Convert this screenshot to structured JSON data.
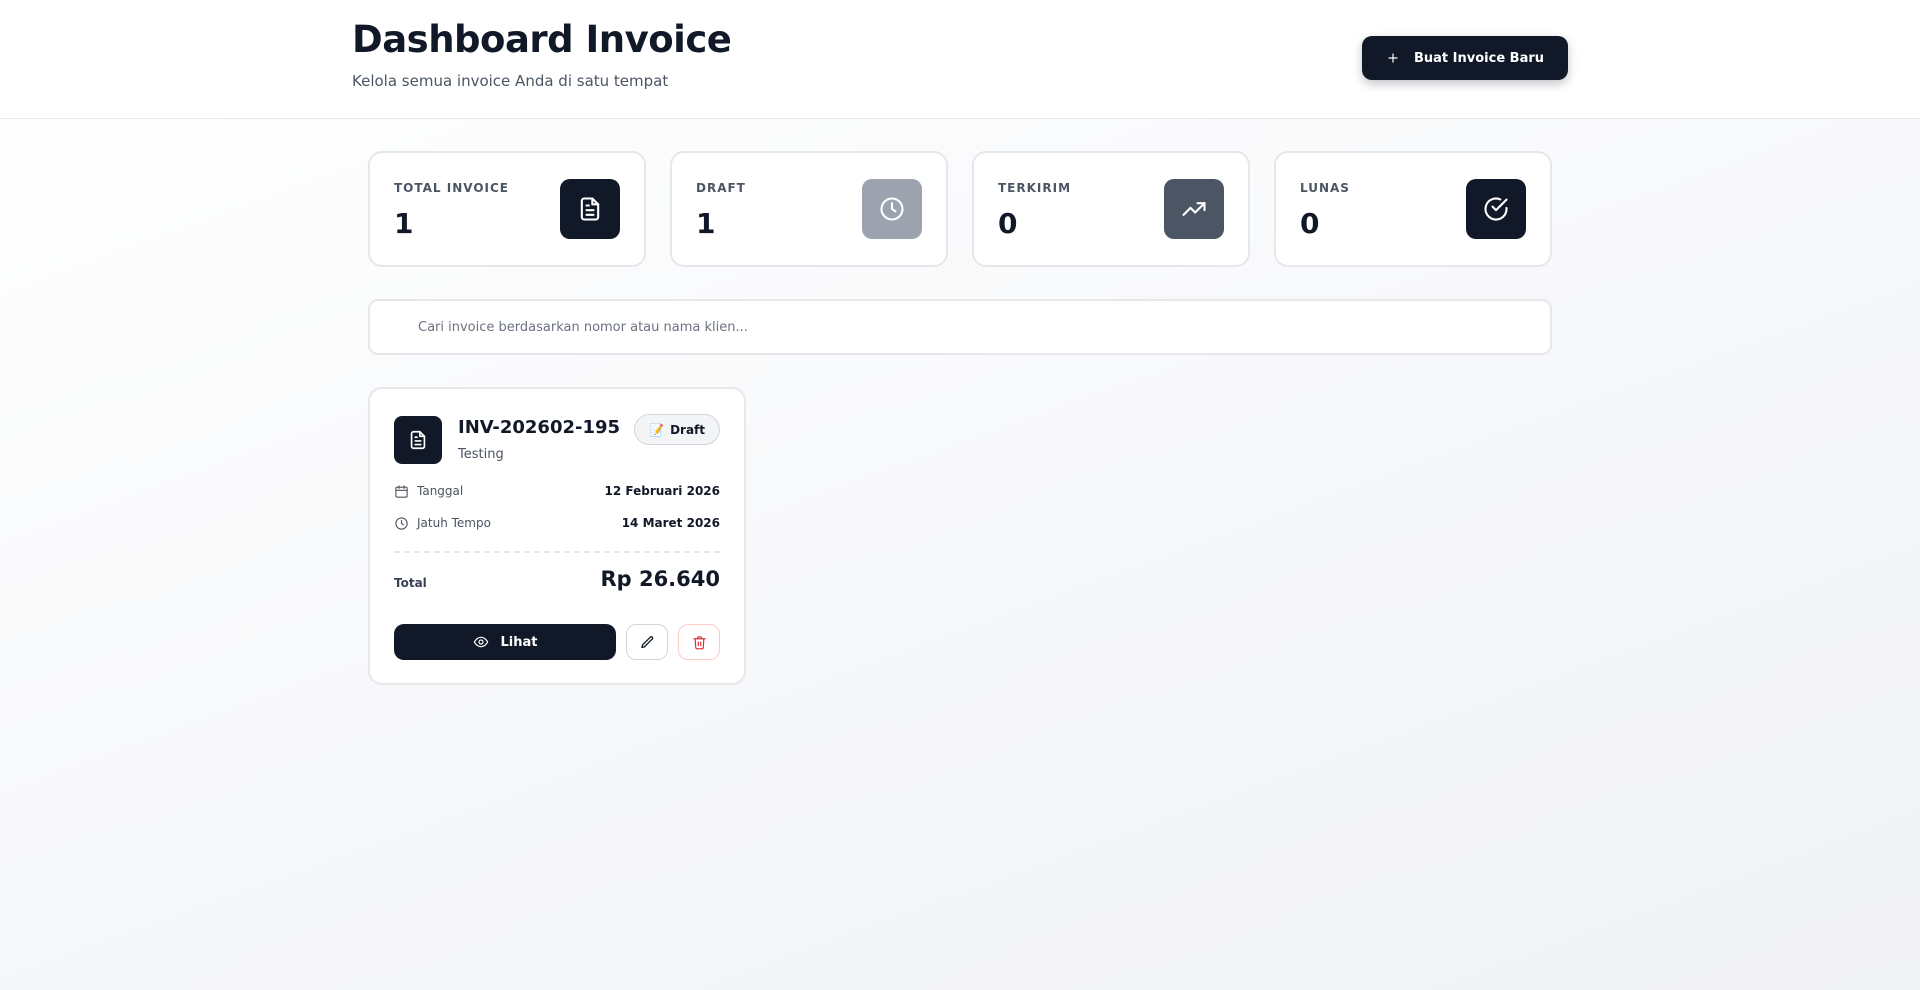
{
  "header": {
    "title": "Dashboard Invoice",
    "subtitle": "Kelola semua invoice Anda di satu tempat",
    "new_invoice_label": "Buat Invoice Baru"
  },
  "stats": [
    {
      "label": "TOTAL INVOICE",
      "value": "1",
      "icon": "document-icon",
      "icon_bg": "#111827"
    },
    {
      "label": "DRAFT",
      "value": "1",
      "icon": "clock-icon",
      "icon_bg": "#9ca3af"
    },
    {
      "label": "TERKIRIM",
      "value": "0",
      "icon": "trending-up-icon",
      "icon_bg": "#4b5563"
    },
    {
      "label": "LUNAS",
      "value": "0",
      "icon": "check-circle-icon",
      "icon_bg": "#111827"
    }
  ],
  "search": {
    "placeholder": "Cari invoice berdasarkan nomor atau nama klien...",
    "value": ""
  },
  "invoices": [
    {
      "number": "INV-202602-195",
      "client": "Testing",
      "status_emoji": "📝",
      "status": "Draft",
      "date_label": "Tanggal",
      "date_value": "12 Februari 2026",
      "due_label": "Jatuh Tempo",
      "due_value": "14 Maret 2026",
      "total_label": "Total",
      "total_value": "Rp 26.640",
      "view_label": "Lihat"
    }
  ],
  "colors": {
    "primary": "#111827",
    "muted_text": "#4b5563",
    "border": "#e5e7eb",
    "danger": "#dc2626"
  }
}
= = =
AIM:
Restate the records above in full, word for word. Keep pictures out.

RESPONSE:
Convert this screenshot to structured JSON data.
{
  "header": {
    "title": "Dashboard Invoice",
    "subtitle": "Kelola semua invoice Anda di satu tempat",
    "new_invoice_label": "Buat Invoice Baru"
  },
  "stats": [
    {
      "label": "TOTAL INVOICE",
      "value": "1",
      "icon": "document-icon",
      "icon_bg": "#111827"
    },
    {
      "label": "DRAFT",
      "value": "1",
      "icon": "clock-icon",
      "icon_bg": "#9ca3af"
    },
    {
      "label": "TERKIRIM",
      "value": "0",
      "icon": "trending-up-icon",
      "icon_bg": "#4b5563"
    },
    {
      "label": "LUNAS",
      "value": "0",
      "icon": "check-circle-icon",
      "icon_bg": "#111827"
    }
  ],
  "search": {
    "placeholder": "Cari invoice berdasarkan nomor atau nama klien...",
    "value": ""
  },
  "invoices": [
    {
      "number": "INV-202602-195",
      "client": "Testing",
      "status_emoji": "📝",
      "status": "Draft",
      "date_label": "Tanggal",
      "date_value": "12 Februari 2026",
      "due_label": "Jatuh Tempo",
      "due_value": "14 Maret 2026",
      "total_label": "Total",
      "total_value": "Rp 26.640",
      "view_label": "Lihat"
    }
  ],
  "colors": {
    "primary": "#111827",
    "muted_text": "#4b5563",
    "border": "#e5e7eb",
    "danger": "#dc2626"
  }
}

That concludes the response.